• [Given instruction]: Restate the whole listing exactly.

• [The records]:
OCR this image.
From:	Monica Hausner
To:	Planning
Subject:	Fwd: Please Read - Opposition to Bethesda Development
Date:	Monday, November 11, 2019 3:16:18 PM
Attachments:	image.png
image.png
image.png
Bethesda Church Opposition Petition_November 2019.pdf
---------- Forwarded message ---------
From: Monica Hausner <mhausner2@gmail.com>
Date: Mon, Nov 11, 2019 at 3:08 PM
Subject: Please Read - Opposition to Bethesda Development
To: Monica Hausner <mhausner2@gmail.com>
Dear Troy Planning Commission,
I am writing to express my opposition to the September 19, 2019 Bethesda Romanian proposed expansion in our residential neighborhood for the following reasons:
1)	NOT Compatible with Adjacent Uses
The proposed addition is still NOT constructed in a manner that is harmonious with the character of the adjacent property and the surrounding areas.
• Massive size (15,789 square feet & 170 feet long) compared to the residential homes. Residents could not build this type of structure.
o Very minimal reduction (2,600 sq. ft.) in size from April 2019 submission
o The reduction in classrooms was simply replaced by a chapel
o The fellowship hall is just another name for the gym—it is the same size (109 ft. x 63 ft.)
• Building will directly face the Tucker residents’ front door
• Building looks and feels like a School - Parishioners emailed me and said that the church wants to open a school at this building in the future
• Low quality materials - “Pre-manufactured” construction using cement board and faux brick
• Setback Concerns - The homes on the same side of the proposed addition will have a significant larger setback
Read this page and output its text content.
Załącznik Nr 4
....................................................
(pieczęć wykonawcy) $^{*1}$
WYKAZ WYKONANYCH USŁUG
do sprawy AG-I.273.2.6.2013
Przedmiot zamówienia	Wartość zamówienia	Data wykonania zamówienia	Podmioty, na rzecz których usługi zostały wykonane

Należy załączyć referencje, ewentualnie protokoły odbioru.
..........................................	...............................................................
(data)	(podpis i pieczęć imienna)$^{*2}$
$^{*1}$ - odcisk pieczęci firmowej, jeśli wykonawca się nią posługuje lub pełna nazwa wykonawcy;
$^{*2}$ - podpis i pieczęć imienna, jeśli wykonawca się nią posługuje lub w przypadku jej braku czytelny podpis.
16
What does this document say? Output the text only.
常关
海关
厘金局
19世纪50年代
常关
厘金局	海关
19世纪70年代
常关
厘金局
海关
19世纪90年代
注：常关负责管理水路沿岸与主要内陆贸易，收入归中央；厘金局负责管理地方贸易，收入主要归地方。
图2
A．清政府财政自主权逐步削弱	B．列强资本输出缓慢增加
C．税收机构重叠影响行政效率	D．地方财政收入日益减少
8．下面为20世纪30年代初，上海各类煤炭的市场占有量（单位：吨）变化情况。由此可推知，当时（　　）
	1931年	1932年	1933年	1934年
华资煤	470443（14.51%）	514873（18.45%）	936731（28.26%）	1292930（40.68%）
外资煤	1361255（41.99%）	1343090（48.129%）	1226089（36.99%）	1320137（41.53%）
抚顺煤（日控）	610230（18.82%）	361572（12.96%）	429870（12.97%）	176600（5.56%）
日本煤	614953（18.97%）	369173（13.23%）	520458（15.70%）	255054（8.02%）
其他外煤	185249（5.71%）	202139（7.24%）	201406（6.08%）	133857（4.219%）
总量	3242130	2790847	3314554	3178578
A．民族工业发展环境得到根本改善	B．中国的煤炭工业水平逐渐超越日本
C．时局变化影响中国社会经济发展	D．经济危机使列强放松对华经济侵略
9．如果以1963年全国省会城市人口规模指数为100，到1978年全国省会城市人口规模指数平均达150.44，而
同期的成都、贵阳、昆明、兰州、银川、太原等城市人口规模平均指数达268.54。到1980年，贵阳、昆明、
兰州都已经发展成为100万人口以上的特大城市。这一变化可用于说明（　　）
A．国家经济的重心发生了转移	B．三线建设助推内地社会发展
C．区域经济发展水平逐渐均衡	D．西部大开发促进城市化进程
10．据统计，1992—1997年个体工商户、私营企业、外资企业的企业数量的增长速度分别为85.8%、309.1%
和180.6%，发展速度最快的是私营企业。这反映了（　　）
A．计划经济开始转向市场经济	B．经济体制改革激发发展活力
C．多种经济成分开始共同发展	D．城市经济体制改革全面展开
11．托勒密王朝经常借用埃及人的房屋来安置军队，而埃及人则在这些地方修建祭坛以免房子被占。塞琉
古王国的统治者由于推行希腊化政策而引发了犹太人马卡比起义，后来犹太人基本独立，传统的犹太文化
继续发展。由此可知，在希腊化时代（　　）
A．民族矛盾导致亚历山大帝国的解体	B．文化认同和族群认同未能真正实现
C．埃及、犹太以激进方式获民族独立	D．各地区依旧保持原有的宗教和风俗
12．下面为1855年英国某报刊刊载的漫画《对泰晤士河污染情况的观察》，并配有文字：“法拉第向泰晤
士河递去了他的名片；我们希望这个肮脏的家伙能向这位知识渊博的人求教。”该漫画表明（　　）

• [Reply]:
OCR this image.
From:	Monica Hausner
To:	Planning
Subject:	Fwd: Please Read - Opposition to Bethesda Development
Date:	Monday, November 11, 2019 3:16:18 PM
Attachments:	image.png
image.png
image.png
Bethesda Church Opposition Petition_November 2019.pdf
---------- Forwarded message ---------
From: Monica Hausner <mhausner2@gmail.com>
Date: Mon, Nov 11, 2019 at 3:08 PM
Subject: Please Read - Opposition to Bethesda Development
To: Monica Hausner <mhausner2@gmail.com>
Dear Troy Planning Commission,
I am writing to express my opposition to the September 19, 2019 Bethesda Romanian proposed expansion in our residential neighborhood for the following reasons:
1)	NOT Compatible with Adjacent Uses
The proposed addition is still NOT constructed in a manner that is harmonious with the character of the adjacent property and the surrounding areas.
• Massive size (15,789 square feet & 170 feet long) compared to the residential homes. Residents could not build this type of structure.
o Very minimal reduction (2,600 sq. ft.) in size from April 2019 submission
o The reduction in classrooms was simply replaced by a chapel
o The fellowship hall is just another name for the gym—it is the same size (109 ft. x 63 ft.)
• Building will directly face the Tucker residents’ front door
• Building looks and feels like a School - Parishioners emailed me and said that the church wants to open a school at this building in the future
• Low quality materials - “Pre-manufactured” construction using cement board and faux brick
• Setback Concerns - The homes on the same side of the proposed addition will have a significant larger setback
Read this page and output its text content.
Załącznik Nr 4
....................................................
(pieczęć wykonawcy) $^{*1}$
WYKAZ WYKONANYCH USŁUG
do sprawy AG-I.273.2.6.2013
Przedmiot zamówienia	Wartość zamówienia	Data wykonania zamówienia	Podmioty, na rzecz których usługi zostały wykonane

Należy załączyć referencje, ewentualnie protokoły odbioru.
..........................................	...............................................................
(data)	(podpis i pieczęć imienna)$^{*2}$
$^{*1}$ - odcisk pieczęci firmowej, jeśli wykonawca się nią posługuje lub pełna nazwa wykonawcy;
$^{*2}$ - podpis i pieczęć imienna, jeśli wykonawca się nią posługuje lub w przypadku jej braku czytelny podpis.
16
What does this document say? Output the text only.
常关
海关
厘金局
19世纪50年代
常关
厘金局	海关
19世纪70年代
常关
厘金局
海关
19世纪90年代
注：常关负责管理水路沿岸与主要内陆贸易，收入归中央；厘金局负责管理地方贸易，收入主要归地方。
图2
A．清政府财政自主权逐步削弱	B．列强资本输出缓慢增加
C．税收机构重叠影响行政效率	D．地方财政收入日益减少
8．下面为20世纪30年代初，上海各类煤炭的市场占有量（单位：吨）变化情况。由此可推知，当时（　　）
	1931年	1932年	1933年	1934年
华资煤	470443（14.51%）	514873（18.45%）	936731（28.26%）	1292930（40.68%）
外资煤	1361255（41.99%）	1343090（48.129%）	1226089（36.99%）	1320137（41.53%）
抚顺煤（日控）	610230（18.82%）	361572（12.96%）	429870（12.97%）	176600（5.56%）
日本煤	614953（18.97%）	369173（13.23%）	520458（15.70%）	255054（8.02%）
其他外煤	185249（5.71%）	202139（7.24%）	201406（6.08%）	133857（4.219%）
总量	3242130	2790847	3314554	3178578
A．民族工业发展环境得到根本改善	B．中国的煤炭工业水平逐渐超越日本
C．时局变化影响中国社会经济发展	D．经济危机使列强放松对华经济侵略
9．如果以1963年全国省会城市人口规模指数为100，到1978年全国省会城市人口规模指数平均达150.44，而
同期的成都、贵阳、昆明、兰州、银川、太原等城市人口规模平均指数达268.54。到1980年，贵阳、昆明、
兰州都已经发展成为100万人口以上的特大城市。这一变化可用于说明（　　）
A．国家经济的重心发生了转移	B．三线建设助推内地社会发展
C．区域经济发展水平逐渐均衡	D．西部大开发促进城市化进程
10．据统计，1992—1997年个体工商户、私营企业、外资企业的企业数量的增长速度分别为85.8%、309.1%
和180.6%，发展速度最快的是私营企业。这反映了（　　）
A．计划经济开始转向市场经济	B．经济体制改革激发发展活力
C．多种经济成分开始共同发展	D．城市经济体制改革全面展开
11．托勒密王朝经常借用埃及人的房屋来安置军队，而埃及人则在这些地方修建祭坛以免房子被占。塞琉
古王国的统治者由于推行希腊化政策而引发了犹太人马卡比起义，后来犹太人基本独立，传统的犹太文化
继续发展。由此可知，在希腊化时代（　　）
A．民族矛盾导致亚历山大帝国的解体	B．文化认同和族群认同未能真正实现
C．埃及、犹太以激进方式获民族独立	D．各地区依旧保持原有的宗教和风俗
12．下面为1855年英国某报刊刊载的漫画《对泰晤士河污染情况的观察》，并配有文字：“法拉第向泰晤
士河递去了他的名片；我们希望这个肮脏的家伙能向这位知识渊博的人求教。”该漫画表明（　　）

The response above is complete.